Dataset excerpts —
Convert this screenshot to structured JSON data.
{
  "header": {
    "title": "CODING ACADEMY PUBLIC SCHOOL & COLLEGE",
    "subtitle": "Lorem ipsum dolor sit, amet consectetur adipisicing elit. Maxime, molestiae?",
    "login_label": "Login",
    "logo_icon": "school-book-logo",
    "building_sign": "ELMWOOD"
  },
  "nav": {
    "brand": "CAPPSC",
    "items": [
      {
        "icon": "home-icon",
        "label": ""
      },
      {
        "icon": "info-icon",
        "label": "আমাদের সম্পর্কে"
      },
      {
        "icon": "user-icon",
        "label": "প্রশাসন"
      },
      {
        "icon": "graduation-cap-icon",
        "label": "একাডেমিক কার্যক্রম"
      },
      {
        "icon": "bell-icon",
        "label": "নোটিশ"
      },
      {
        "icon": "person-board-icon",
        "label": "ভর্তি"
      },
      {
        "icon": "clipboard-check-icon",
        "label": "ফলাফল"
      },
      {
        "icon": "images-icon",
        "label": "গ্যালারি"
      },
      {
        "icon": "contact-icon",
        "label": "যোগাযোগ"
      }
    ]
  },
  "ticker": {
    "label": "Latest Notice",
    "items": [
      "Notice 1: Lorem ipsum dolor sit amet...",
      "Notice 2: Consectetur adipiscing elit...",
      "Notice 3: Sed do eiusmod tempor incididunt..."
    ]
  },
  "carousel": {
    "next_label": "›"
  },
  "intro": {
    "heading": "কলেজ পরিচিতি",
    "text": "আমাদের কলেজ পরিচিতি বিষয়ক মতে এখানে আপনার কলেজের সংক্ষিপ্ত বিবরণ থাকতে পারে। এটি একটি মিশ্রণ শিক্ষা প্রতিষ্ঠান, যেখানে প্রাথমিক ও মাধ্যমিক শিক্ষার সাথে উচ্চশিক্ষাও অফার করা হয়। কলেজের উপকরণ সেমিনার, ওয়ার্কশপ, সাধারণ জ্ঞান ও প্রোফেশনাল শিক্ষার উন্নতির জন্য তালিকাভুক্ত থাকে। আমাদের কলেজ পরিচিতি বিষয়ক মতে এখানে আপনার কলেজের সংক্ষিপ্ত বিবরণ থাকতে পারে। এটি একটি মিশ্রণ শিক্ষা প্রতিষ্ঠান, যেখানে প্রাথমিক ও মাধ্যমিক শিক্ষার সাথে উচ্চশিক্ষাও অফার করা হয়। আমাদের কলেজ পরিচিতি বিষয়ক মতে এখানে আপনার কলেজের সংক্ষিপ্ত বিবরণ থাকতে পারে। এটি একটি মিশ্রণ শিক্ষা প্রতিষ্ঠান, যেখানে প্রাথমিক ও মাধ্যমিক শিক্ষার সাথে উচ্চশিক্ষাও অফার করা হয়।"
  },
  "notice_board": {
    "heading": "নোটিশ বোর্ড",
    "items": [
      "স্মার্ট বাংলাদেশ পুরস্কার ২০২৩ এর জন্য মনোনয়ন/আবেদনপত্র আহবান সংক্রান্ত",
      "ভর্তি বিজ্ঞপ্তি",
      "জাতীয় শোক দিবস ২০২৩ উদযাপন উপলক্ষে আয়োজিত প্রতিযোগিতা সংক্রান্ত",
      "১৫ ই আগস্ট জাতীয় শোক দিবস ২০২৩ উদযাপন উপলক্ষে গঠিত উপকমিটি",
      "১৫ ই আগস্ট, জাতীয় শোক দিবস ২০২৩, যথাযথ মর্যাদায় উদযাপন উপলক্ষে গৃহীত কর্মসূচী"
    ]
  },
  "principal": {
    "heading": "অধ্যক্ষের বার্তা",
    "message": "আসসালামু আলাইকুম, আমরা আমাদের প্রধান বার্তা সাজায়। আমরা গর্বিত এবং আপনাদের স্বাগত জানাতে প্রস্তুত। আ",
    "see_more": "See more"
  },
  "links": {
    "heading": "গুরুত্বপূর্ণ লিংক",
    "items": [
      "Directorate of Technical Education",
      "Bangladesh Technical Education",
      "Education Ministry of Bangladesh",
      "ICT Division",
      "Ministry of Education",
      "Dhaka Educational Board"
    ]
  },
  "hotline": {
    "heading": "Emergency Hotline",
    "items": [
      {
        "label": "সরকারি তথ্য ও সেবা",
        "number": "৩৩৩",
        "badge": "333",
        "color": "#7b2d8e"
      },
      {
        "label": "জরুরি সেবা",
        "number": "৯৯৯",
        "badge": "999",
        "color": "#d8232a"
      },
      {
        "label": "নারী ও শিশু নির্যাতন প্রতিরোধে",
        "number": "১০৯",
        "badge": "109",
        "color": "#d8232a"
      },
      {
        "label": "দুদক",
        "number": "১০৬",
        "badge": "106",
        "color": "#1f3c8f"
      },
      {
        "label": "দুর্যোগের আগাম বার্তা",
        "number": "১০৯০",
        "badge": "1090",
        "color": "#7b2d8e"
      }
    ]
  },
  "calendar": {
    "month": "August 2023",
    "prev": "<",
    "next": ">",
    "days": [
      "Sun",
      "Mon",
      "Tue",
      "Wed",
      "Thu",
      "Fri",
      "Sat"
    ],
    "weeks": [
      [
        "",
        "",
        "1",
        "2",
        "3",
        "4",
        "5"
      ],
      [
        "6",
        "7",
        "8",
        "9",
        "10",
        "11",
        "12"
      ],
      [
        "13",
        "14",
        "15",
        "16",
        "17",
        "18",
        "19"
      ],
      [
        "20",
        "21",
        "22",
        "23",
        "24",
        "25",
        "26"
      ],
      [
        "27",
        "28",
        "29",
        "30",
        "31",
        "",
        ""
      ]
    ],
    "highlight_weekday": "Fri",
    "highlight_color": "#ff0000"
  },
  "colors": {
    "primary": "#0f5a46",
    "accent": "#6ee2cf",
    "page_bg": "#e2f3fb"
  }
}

Written instruction —
Please return the data above exactly as given.

Final answer —
Convert this screenshot to structured JSON data.
{
  "header": {
    "title": "CODING ACADEMY PUBLIC SCHOOL & COLLEGE",
    "subtitle": "Lorem ipsum dolor sit, amet consectetur adipisicing elit. Maxime, molestiae?",
    "login_label": "Login",
    "logo_icon": "school-book-logo",
    "building_sign": "ELMWOOD"
  },
  "nav": {
    "brand": "CAPPSC",
    "items": [
      {
        "icon": "home-icon",
        "label": ""
      },
      {
        "icon": "info-icon",
        "label": "আমাদের সম্পর্কে"
      },
      {
        "icon": "user-icon",
        "label": "প্রশাসন"
      },
      {
        "icon": "graduation-cap-icon",
        "label": "একাডেমিক কার্যক্রম"
      },
      {
        "icon": "bell-icon",
        "label": "নোটিশ"
      },
      {
        "icon": "person-board-icon",
        "label": "ভর্তি"
      },
      {
        "icon": "clipboard-check-icon",
        "label": "ফলাফল"
      },
      {
        "icon": "images-icon",
        "label": "গ্যালারি"
      },
      {
        "icon": "contact-icon",
        "label": "যোগাযোগ"
      }
    ]
  },
  "ticker": {
    "label": "Latest Notice",
    "items": [
      "Notice 1: Lorem ipsum dolor sit amet...",
      "Notice 2: Consectetur adipiscing elit...",
      "Notice 3: Sed do eiusmod tempor incididunt..."
    ]
  },
  "carousel": {
    "next_label": "›"
  },
  "intro": {
    "heading": "কলেজ পরিচিতি",
    "text": "আমাদের কলেজ পরিচিতি বিষয়ক মতে এখানে আপনার কলেজের সংক্ষিপ্ত বিবরণ থাকতে পারে। এটি একটি মিশ্রণ শিক্ষা প্রতিষ্ঠান, যেখানে প্রাথমিক ও মাধ্যমিক শিক্ষার সাথে উচ্চশিক্ষাও অফার করা হয়। কলেজের উপকরণ সেমিনার, ওয়ার্কশপ, সাধারণ জ্ঞান ও প্রোফেশনাল শিক্ষার উন্নতির জন্য তালিকাভুক্ত থাকে। আমাদের কলেজ পরিচিতি বিষয়ক মতে এখানে আপনার কলেজের সংক্ষিপ্ত বিবরণ থাকতে পারে। এটি একটি মিশ্রণ শিক্ষা প্রতিষ্ঠান, যেখানে প্রাথমিক ও মাধ্যমিক শিক্ষার সাথে উচ্চশিক্ষাও অফার করা হয়। আমাদের কলেজ পরিচিতি বিষয়ক মতে এখানে আপনার কলেজের সংক্ষিপ্ত বিবরণ থাকতে পারে। এটি একটি মিশ্রণ শিক্ষা প্রতিষ্ঠান, যেখানে প্রাথমিক ও মাধ্যমিক শিক্ষার সাথে উচ্চশিক্ষাও অফার করা হয়।"
  },
  "notice_board": {
    "heading": "নোটিশ বোর্ড",
    "items": [
      "স্মার্ট বাংলাদেশ পুরস্কার ২০২৩ এর জন্য মনোনয়ন/আবেদনপত্র আহবান সংক্রান্ত",
      "ভর্তি বিজ্ঞপ্তি",
      "জাতীয় শোক দিবস ২০২৩ উদযাপন উপলক্ষে আয়োজিত প্রতিযোগিতা সংক্রান্ত",
      "১৫ ই আগস্ট জাতীয় শোক দিবস ২০২৩ উদযাপন উপলক্ষে গঠিত উপকমিটি",
      "১৫ ই আগস্ট, জাতীয় শোক দিবস ২০২৩, যথাযথ মর্যাদায় উদযাপন উপলক্ষে গৃহীত কর্মসূচী"
    ]
  },
  "principal": {
    "heading": "অধ্যক্ষের বার্তা",
    "message": "আসসালামু আলাইকুম, আমরা আমাদের প্রধান বার্তা সাজায়। আমরা গর্বিত এবং আপনাদের স্বাগত জানাতে প্রস্তুত। আ",
    "see_more": "See more"
  },
  "links": {
    "heading": "গুরুত্বপূর্ণ লিংক",
    "items": [
      "Directorate of Technical Education",
      "Bangladesh Technical Education",
      "Education Ministry of Bangladesh",
      "ICT Division",
      "Ministry of Education",
      "Dhaka Educational Board"
    ]
  },
  "hotline": {
    "heading": "Emergency Hotline",
    "items": [
      {
        "label": "সরকারি তথ্য ও সেবা",
        "number": "৩৩৩",
        "badge": "333",
        "color": "#7b2d8e"
      },
      {
        "label": "জরুরি সেবা",
        "number": "৯৯৯",
        "badge": "999",
        "color": "#d8232a"
      },
      {
        "label": "নারী ও শিশু নির্যাতন প্রতিরোধে",
        "number": "১০৯",
        "badge": "109",
        "color": "#d8232a"
      },
      {
        "label": "দুদক",
        "number": "১০৬",
        "badge": "106",
        "color": "#1f3c8f"
      },
      {
        "label": "দুর্যোগের আগাম বার্তা",
        "number": "১০৯০",
        "badge": "1090",
        "color": "#7b2d8e"
      }
    ]
  },
  "calendar": {
    "month": "August 2023",
    "prev": "<",
    "next": ">",
    "days": [
      "Sun",
      "Mon",
      "Tue",
      "Wed",
      "Thu",
      "Fri",
      "Sat"
    ],
    "weeks": [
      [
        "",
        "",
        "1",
        "2",
        "3",
        "4",
        "5"
      ],
      [
        "6",
        "7",
        "8",
        "9",
        "10",
        "11",
        "12"
      ],
      [
        "13",
        "14",
        "15",
        "16",
        "17",
        "18",
        "19"
      ],
      [
        "20",
        "21",
        "22",
        "23",
        "24",
        "25",
        "26"
      ],
      [
        "27",
        "28",
        "29",
        "30",
        "31",
        "",
        ""
      ]
    ],
    "highlight_weekday": "Fri",
    "highlight_color": "#ff0000"
  },
  "colors": {
    "primary": "#0f5a46",
    "accent": "#6ee2cf",
    "page_bg": "#e2f3fb"
  }
}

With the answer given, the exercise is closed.